======== EXCERPTED RECORDS
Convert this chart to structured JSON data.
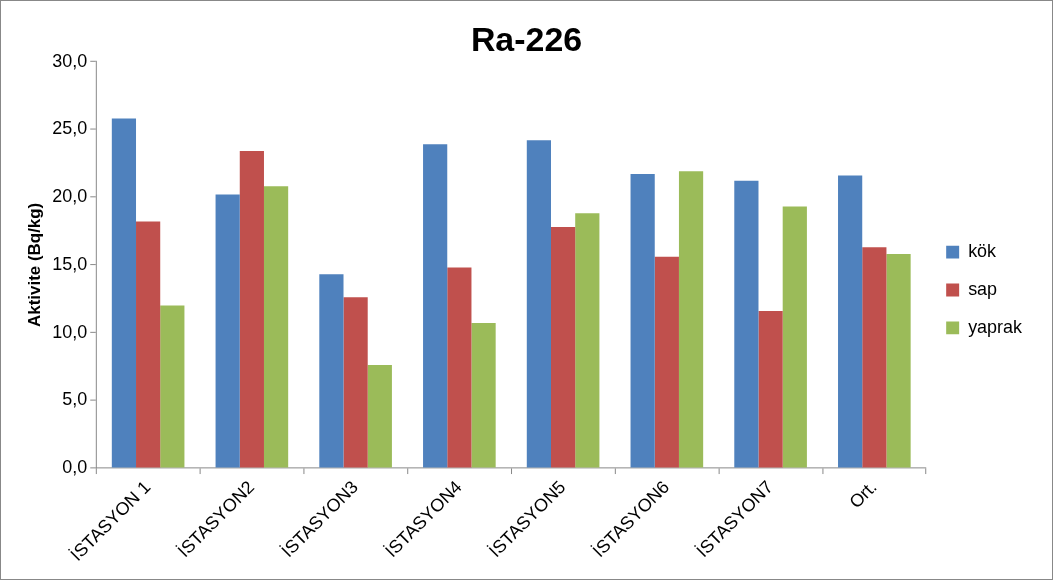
{
  "chart_data": {
    "type": "bar",
    "title": "Ra-226",
    "ylabel": "Aktivite (Bq/kg)",
    "categories": [
      "İSTASYON 1",
      "İSTASYON2",
      "İSTASYON3",
      "İSTASYON4",
      "İSTASYON5",
      "İSTASYON6",
      "İSTASYON7",
      "Ort."
    ],
    "series": [
      {
        "name": "kök",
        "color": "#4f81bd",
        "values": [
          25.8,
          20.2,
          14.3,
          23.9,
          24.2,
          21.7,
          21.2,
          21.6
        ]
      },
      {
        "name": "sap",
        "color": "#c0504d",
        "values": [
          18.2,
          23.4,
          12.6,
          14.8,
          17.8,
          15.6,
          11.6,
          16.3
        ]
      },
      {
        "name": "yaprak",
        "color": "#9bbb59",
        "values": [
          12.0,
          20.8,
          7.6,
          10.7,
          18.8,
          21.9,
          19.3,
          15.8
        ]
      }
    ],
    "ylim": [
      0,
      30
    ],
    "yticks": [
      {
        "value": 0,
        "label": "0,0"
      },
      {
        "value": 5,
        "label": "5,0"
      },
      {
        "value": 10,
        "label": "10,0"
      },
      {
        "value": 15,
        "label": "15,0"
      },
      {
        "value": 20,
        "label": "20,0"
      },
      {
        "value": 25,
        "label": "25,0"
      },
      {
        "value": 30,
        "label": "30,0"
      }
    ],
    "grid": false,
    "legend": "right"
  }
}
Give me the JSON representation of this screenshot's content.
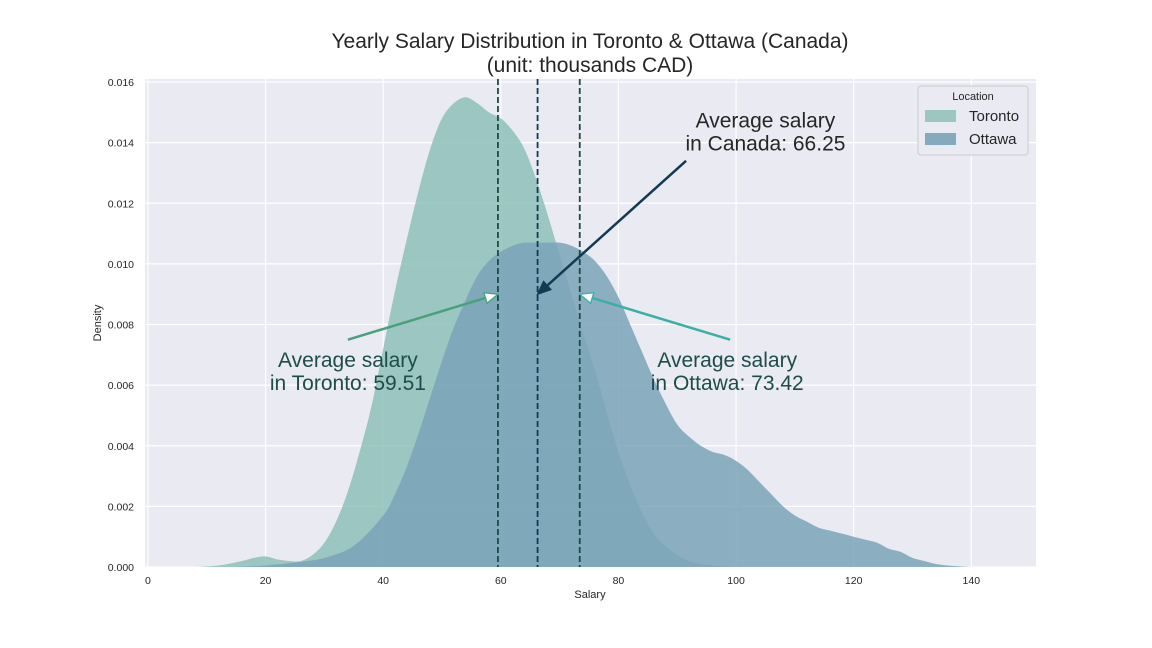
{
  "chart_data": {
    "type": "area",
    "title_line1": "Yearly Salary Distribution in Toronto & Ottawa (Canada)",
    "title_line2": "(unit: thousands CAD)",
    "xlabel": "Salary",
    "ylabel": "Density",
    "xlim": [
      -0.5,
      151
    ],
    "ylim": [
      0,
      0.0161
    ],
    "x_ticks": [
      0,
      20,
      40,
      60,
      80,
      100,
      120,
      140
    ],
    "x_tick_labels": [
      "0",
      "20",
      "40",
      "60",
      "80",
      "100",
      "120",
      "140"
    ],
    "y_ticks": [
      0,
      0.002,
      0.004,
      0.006,
      0.008,
      0.01,
      0.012,
      0.014,
      0.016
    ],
    "y_tick_labels": [
      "0.000",
      "0.002",
      "0.004",
      "0.006",
      "0.008",
      "0.010",
      "0.012",
      "0.014",
      "0.016"
    ],
    "grid": true,
    "legend": {
      "title": "Location",
      "placement": "top-right",
      "entries": [
        "Toronto",
        "Ottawa"
      ]
    },
    "series": [
      {
        "name": "Toronto",
        "color": "#8ebfb9",
        "x": [
          8,
          12,
          16,
          18,
          20,
          22,
          24,
          26,
          28,
          30,
          32,
          34,
          36,
          38,
          40,
          42,
          44,
          46,
          48,
          50,
          52,
          54,
          56,
          58,
          60,
          62,
          64,
          66,
          68,
          70,
          72,
          74,
          76,
          78,
          80,
          82,
          84,
          86,
          88,
          90,
          92,
          94,
          96,
          98,
          100
        ],
        "values": [
          0,
          5e-05,
          0.0002,
          0.0003,
          0.00035,
          0.00025,
          0.0002,
          0.0002,
          0.0004,
          0.0008,
          0.0015,
          0.0025,
          0.0038,
          0.0053,
          0.0072,
          0.0091,
          0.0108,
          0.0124,
          0.0138,
          0.0148,
          0.0153,
          0.0155,
          0.0153,
          0.015,
          0.0148,
          0.0144,
          0.0138,
          0.0128,
          0.0116,
          0.0103,
          0.009,
          0.0077,
          0.0065,
          0.0051,
          0.0038,
          0.0027,
          0.0018,
          0.0011,
          0.0007,
          0.0004,
          0.0002,
          0.0001,
          5e-05,
          2e-05,
          0
        ]
      },
      {
        "name": "Ottawa",
        "color": "#7aa3b8",
        "x": [
          15,
          20,
          25,
          30,
          35,
          40,
          42,
          44,
          46,
          48,
          50,
          52,
          54,
          56,
          58,
          60,
          62,
          64,
          66,
          68,
          70,
          72,
          74,
          76,
          78,
          80,
          82,
          84,
          86,
          88,
          90,
          92,
          94,
          96,
          98,
          100,
          102,
          104,
          106,
          108,
          110,
          112,
          114,
          116,
          118,
          120,
          122,
          124,
          126,
          128,
          130,
          132,
          134,
          136,
          138,
          140
        ],
        "values": [
          0,
          5e-05,
          0.00015,
          0.0003,
          0.0007,
          0.0017,
          0.0024,
          0.0033,
          0.0044,
          0.0056,
          0.0068,
          0.0079,
          0.0088,
          0.0096,
          0.0101,
          0.0104,
          0.0106,
          0.0107,
          0.0107,
          0.0107,
          0.0107,
          0.0106,
          0.0104,
          0.0101,
          0.0096,
          0.0089,
          0.008,
          0.0071,
          0.0062,
          0.0054,
          0.0047,
          0.0043,
          0.004,
          0.0038,
          0.0037,
          0.0035,
          0.0032,
          0.0028,
          0.0024,
          0.002,
          0.0017,
          0.0015,
          0.0013,
          0.0012,
          0.0011,
          0.001,
          0.0009,
          0.0008,
          0.0006,
          0.0005,
          0.0003,
          0.0002,
          0.0001,
          5e-05,
          2e-05,
          0
        ]
      }
    ],
    "vlines": [
      {
        "name": "toronto-mean",
        "x": 59.51,
        "color": "#1f4a44"
      },
      {
        "name": "canada-mean",
        "x": 66.25,
        "color": "#123a52"
      },
      {
        "name": "ottawa-mean",
        "x": 73.42,
        "color": "#1f4a44"
      }
    ],
    "annotations": [
      {
        "name": "toronto-annotation",
        "lines": [
          "Average salary",
          "in Toronto: 59.51"
        ],
        "text_x": 34,
        "text_y": 0.0066,
        "arrow_from": [
          34,
          0.0075
        ],
        "arrow_to": [
          59.51,
          0.009
        ],
        "arrow_color": "#4aa07d",
        "text_color": "#1d4d4a"
      },
      {
        "name": "ottawa-annotation",
        "lines": [
          "Average salary",
          "in Ottawa: 73.42"
        ],
        "text_x": 98.5,
        "text_y": 0.0066,
        "arrow_from": [
          99,
          0.0075
        ],
        "arrow_to": [
          73.42,
          0.009
        ],
        "arrow_color": "#3ab0a5",
        "text_color": "#1d4d4a"
      },
      {
        "name": "canada-annotation",
        "lines": [
          "Average salary",
          "in Canada: 66.25"
        ],
        "text_x": 105,
        "text_y": 0.0145,
        "arrow_from": [
          91.5,
          0.0134
        ],
        "arrow_to": [
          66.25,
          0.009
        ],
        "arrow_color": "#123a52",
        "text_color": "#262626"
      }
    ]
  }
}
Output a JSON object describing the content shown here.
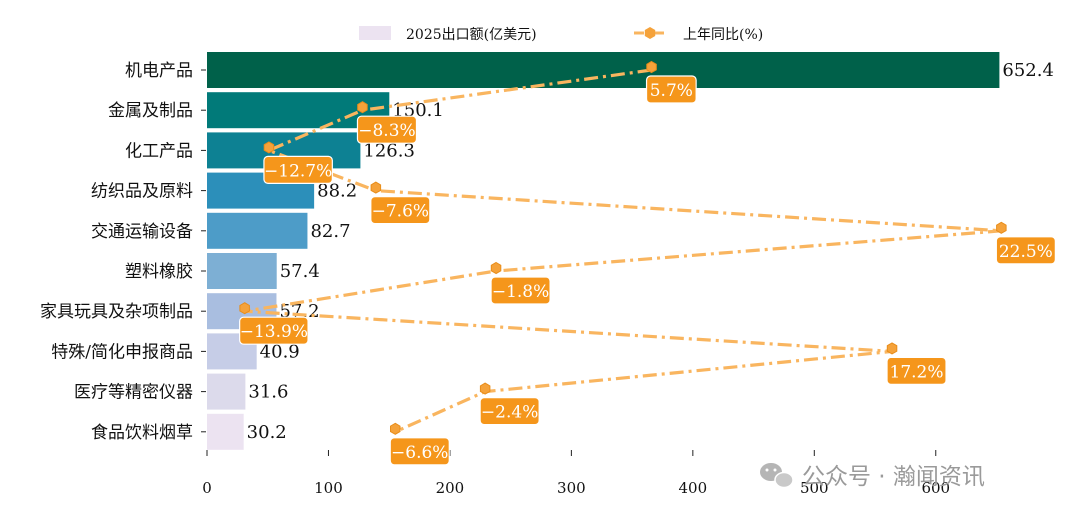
================
Exclude the images, then output the data above word for word.

TASK RESPONSE.
Convert this chart to structured JSON data.
{
  "chart_data": {
    "type": "bar",
    "title": "Ra-226",
    "ylabel": "Aktivite (Bq/kg)",
    "categories": [
      "İSTASYON 1",
      "İSTASYON2",
      "İSTASYON3",
      "İSTASYON4",
      "İSTASYON5",
      "İSTASYON6",
      "İSTASYON7",
      "Ort."
    ],
    "series": [
      {
        "name": "kök",
        "color": "#4f81bd",
        "values": [
          25.8,
          20.2,
          14.3,
          23.9,
          24.2,
          21.7,
          21.2,
          21.6
        ]
      },
      {
        "name": "sap",
        "color": "#c0504d",
        "values": [
          18.2,
          23.4,
          12.6,
          14.8,
          17.8,
          15.6,
          11.6,
          16.3
        ]
      },
      {
        "name": "yaprak",
        "color": "#9bbb59",
        "values": [
          12.0,
          20.8,
          7.6,
          10.7,
          18.8,
          21.9,
          19.3,
          15.8
        ]
      }
    ],
    "ylim": [
      0,
      30
    ],
    "yticks": [
      {
        "value": 0,
        "label": "0,0"
      },
      {
        "value": 5,
        "label": "5,0"
      },
      {
        "value": 10,
        "label": "10,0"
      },
      {
        "value": 15,
        "label": "15,0"
      },
      {
        "value": 20,
        "label": "20,0"
      },
      {
        "value": 25,
        "label": "25,0"
      },
      {
        "value": 30,
        "label": "30,0"
      }
    ],
    "grid": false,
    "legend": "right"
  }
}
Give me the JSON representation of this screenshot's content.
{
  "chart_data": {
    "type": "area",
    "title_line1": "Yearly Salary Distribution in Toronto & Ottawa (Canada)",
    "title_line2": "(unit: thousands CAD)",
    "xlabel": "Salary",
    "ylabel": "Density",
    "xlim": [
      -0.5,
      151
    ],
    "ylim": [
      0,
      0.0161
    ],
    "x_ticks": [
      0,
      20,
      40,
      60,
      80,
      100,
      120,
      140
    ],
    "x_tick_labels": [
      "0",
      "20",
      "40",
      "60",
      "80",
      "100",
      "120",
      "140"
    ],
    "y_ticks": [
      0,
      0.002,
      0.004,
      0.006,
      0.008,
      0.01,
      0.012,
      0.014,
      0.016
    ],
    "y_tick_labels": [
      "0.000",
      "0.002",
      "0.004",
      "0.006",
      "0.008",
      "0.010",
      "0.012",
      "0.014",
      "0.016"
    ],
    "grid": true,
    "legend": {
      "title": "Location",
      "placement": "top-right",
      "entries": [
        "Toronto",
        "Ottawa"
      ]
    },
    "series": [
      {
        "name": "Toronto",
        "color": "#8ebfb9",
        "x": [
          8,
          12,
          16,
          18,
          20,
          22,
          24,
          26,
          28,
          30,
          32,
          34,
          36,
          38,
          40,
          42,
          44,
          46,
          48,
          50,
          52,
          54,
          56,
          58,
          60,
          62,
          64,
          66,
          68,
          70,
          72,
          74,
          76,
          78,
          80,
          82,
          84,
          86,
          88,
          90,
          92,
          94,
          96,
          98,
          100
        ],
        "values": [
          0,
          5e-05,
          0.0002,
          0.0003,
          0.00035,
          0.00025,
          0.0002,
          0.0002,
          0.0004,
          0.0008,
          0.0015,
          0.0025,
          0.0038,
          0.0053,
          0.0072,
          0.0091,
          0.0108,
          0.0124,
          0.0138,
          0.0148,
          0.0153,
          0.0155,
          0.0153,
          0.015,
          0.0148,
          0.0144,
          0.0138,
          0.0128,
          0.0116,
          0.0103,
          0.009,
          0.0077,
          0.0065,
          0.0051,
          0.0038,
          0.0027,
          0.0018,
          0.0011,
          0.0007,
          0.0004,
          0.0002,
          0.0001,
          5e-05,
          2e-05,
          0
        ]
      },
      {
        "name": "Ottawa",
        "color": "#7aa3b8",
        "x": [
          15,
          20,
          25,
          30,
          35,
          40,
          42,
          44,
          46,
          48,
          50,
          52,
          54,
          56,
          58,
          60,
          62,
          64,
          66,
          68,
          70,
          72,
          74,
          76,
          78,
          80,
          82,
          84,
          86,
          88,
          90,
          92,
          94,
          96,
          98,
          100,
          102,
          104,
          106,
          108,
          110,
          112,
          114,
          116,
          118,
          120,
          122,
          124,
          126,
          128,
          130,
          132,
          134,
          136,
          138,
          140
        ],
        "values": [
          0,
          5e-05,
          0.00015,
          0.0003,
          0.0007,
          0.0017,
          0.0024,
          0.0033,
          0.0044,
          0.0056,
          0.0068,
          0.0079,
          0.0088,
          0.0096,
          0.0101,
          0.0104,
          0.0106,
          0.0107,
          0.0107,
          0.0107,
          0.0107,
          0.0106,
          0.0104,
          0.0101,
          0.0096,
          0.0089,
          0.008,
          0.0071,
          0.0062,
          0.0054,
          0.0047,
          0.0043,
          0.004,
          0.0038,
          0.0037,
          0.0035,
          0.0032,
          0.0028,
          0.0024,
          0.002,
          0.0017,
          0.0015,
          0.0013,
          0.0012,
          0.0011,
          0.001,
          0.0009,
          0.0008,
          0.0006,
          0.0005,
          0.0003,
          0.0002,
          0.0001,
          5e-05,
          2e-05,
          0
        ]
      }
    ],
    "vlines": [
      {
        "name": "toronto-mean",
        "x": 59.51,
        "color": "#1f4a44"
      },
      {
        "name": "canada-mean",
        "x": 66.25,
        "color": "#123a52"
      },
      {
        "name": "ottawa-mean",
        "x": 73.42,
        "color": "#1f4a44"
      }
    ],
    "annotations": [
      {
        "name": "toronto-annotation",
        "lines": [
          "Average salary",
          "in Toronto: 59.51"
        ],
        "text_x": 34,
        "text_y": 0.0066,
        "arrow_from": [
          34,
          0.0075
        ],
        "arrow_to": [
          59.51,
          0.009
        ],
        "arrow_color": "#4aa07d",
        "text_color": "#1d4d4a"
      },
      {
        "name": "ottawa-annotation",
        "lines": [
          "Average salary",
          "in Ottawa: 73.42"
        ],
        "text_x": 98.5,
        "text_y": 0.0066,
        "arrow_from": [
          99,
          0.0075
        ],
        "arrow_to": [
          73.42,
          0.009
        ],
        "arrow_color": "#3ab0a5",
        "text_color": "#1d4d4a"
      },
      {
        "name": "canada-annotation",
        "lines": [
          "Average salary",
          "in Canada: 66.25"
        ],
        "text_x": 105,
        "text_y": 0.0145,
        "arrow_from": [
          91.5,
          0.0134
        ],
        "arrow_to": [
          66.25,
          0.009
        ],
        "arrow_color": "#123a52",
        "text_color": "#262626"
      }
    ]
  }
}
Output a JSON object describing the content shown here.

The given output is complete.